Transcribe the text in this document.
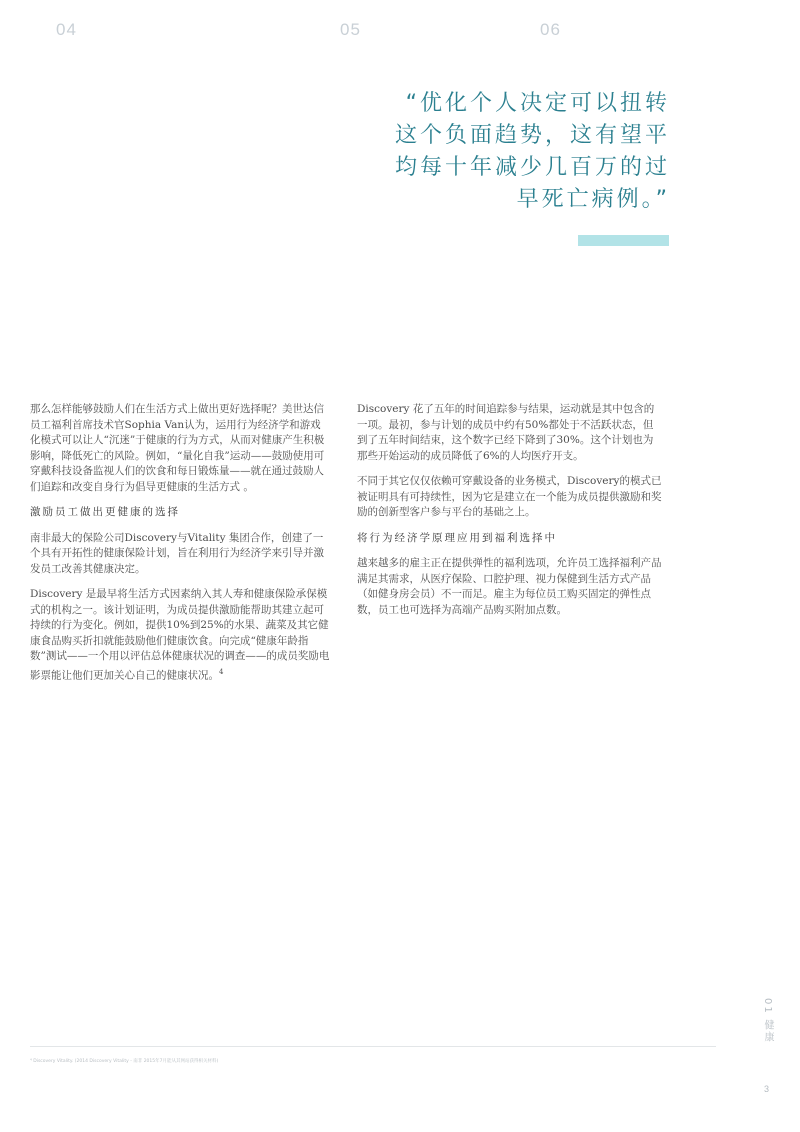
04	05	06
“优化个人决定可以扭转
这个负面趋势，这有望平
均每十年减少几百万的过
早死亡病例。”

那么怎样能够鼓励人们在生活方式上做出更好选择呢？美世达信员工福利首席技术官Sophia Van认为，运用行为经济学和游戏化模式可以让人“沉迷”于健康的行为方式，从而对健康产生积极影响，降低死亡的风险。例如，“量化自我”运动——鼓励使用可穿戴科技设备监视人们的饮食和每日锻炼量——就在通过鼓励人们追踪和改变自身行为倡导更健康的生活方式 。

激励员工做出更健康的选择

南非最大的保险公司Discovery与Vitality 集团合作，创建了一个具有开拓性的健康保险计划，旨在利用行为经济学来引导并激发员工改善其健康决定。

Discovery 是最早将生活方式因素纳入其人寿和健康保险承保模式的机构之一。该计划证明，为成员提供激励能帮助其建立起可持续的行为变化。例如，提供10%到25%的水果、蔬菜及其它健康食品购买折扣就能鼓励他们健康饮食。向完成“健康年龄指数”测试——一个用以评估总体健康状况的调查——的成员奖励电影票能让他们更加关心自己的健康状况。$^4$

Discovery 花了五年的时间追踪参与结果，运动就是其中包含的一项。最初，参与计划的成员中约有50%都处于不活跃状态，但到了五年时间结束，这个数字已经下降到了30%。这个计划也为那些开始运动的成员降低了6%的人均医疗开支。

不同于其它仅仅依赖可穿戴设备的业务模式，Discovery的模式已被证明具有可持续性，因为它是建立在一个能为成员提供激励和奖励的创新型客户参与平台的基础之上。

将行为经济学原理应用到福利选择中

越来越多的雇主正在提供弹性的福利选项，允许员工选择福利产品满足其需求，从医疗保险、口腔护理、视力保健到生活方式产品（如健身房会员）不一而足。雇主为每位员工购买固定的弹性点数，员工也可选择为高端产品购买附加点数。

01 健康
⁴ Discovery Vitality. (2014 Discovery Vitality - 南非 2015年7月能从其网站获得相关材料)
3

## THE REQUEST
Quote every record above exactly, leaving out the pictures.

## THE OUTPUT
Transcribe the text in this document.
04	05	06
“优化个人决定可以扭转
这个负面趋势，这有望平
均每十年减少几百万的过
早死亡病例。”

那么怎样能够鼓励人们在生活方式上做出更好选择呢？美世达信员工福利首席技术官Sophia Van认为，运用行为经济学和游戏化模式可以让人“沉迷”于健康的行为方式，从而对健康产生积极影响，降低死亡的风险。例如，“量化自我”运动——鼓励使用可穿戴科技设备监视人们的饮食和每日锻炼量——就在通过鼓励人们追踪和改变自身行为倡导更健康的生活方式 。

激励员工做出更健康的选择

南非最大的保险公司Discovery与Vitality 集团合作，创建了一个具有开拓性的健康保险计划，旨在利用行为经济学来引导并激发员工改善其健康决定。

Discovery 是最早将生活方式因素纳入其人寿和健康保险承保模式的机构之一。该计划证明，为成员提供激励能帮助其建立起可持续的行为变化。例如，提供10%到25%的水果、蔬菜及其它健康食品购买折扣就能鼓励他们健康饮食。向完成“健康年龄指数”测试——一个用以评估总体健康状况的调查——的成员奖励电影票能让他们更加关心自己的健康状况。$^4$

Discovery 花了五年的时间追踪参与结果，运动就是其中包含的一项。最初，参与计划的成员中约有50%都处于不活跃状态，但到了五年时间结束，这个数字已经下降到了30%。这个计划也为那些开始运动的成员降低了6%的人均医疗开支。

不同于其它仅仅依赖可穿戴设备的业务模式，Discovery的模式已被证明具有可持续性，因为它是建立在一个能为成员提供激励和奖励的创新型客户参与平台的基础之上。

将行为经济学原理应用到福利选择中

越来越多的雇主正在提供弹性的福利选项，允许员工选择福利产品满足其需求，从医疗保险、口腔护理、视力保健到生活方式产品（如健身房会员）不一而足。雇主为每位员工购买固定的弹性点数，员工也可选择为高端产品购买附加点数。

01 健康
⁴ Discovery Vitality. (2014 Discovery Vitality - 南非 2015年7月能从其网站获得相关材料)
3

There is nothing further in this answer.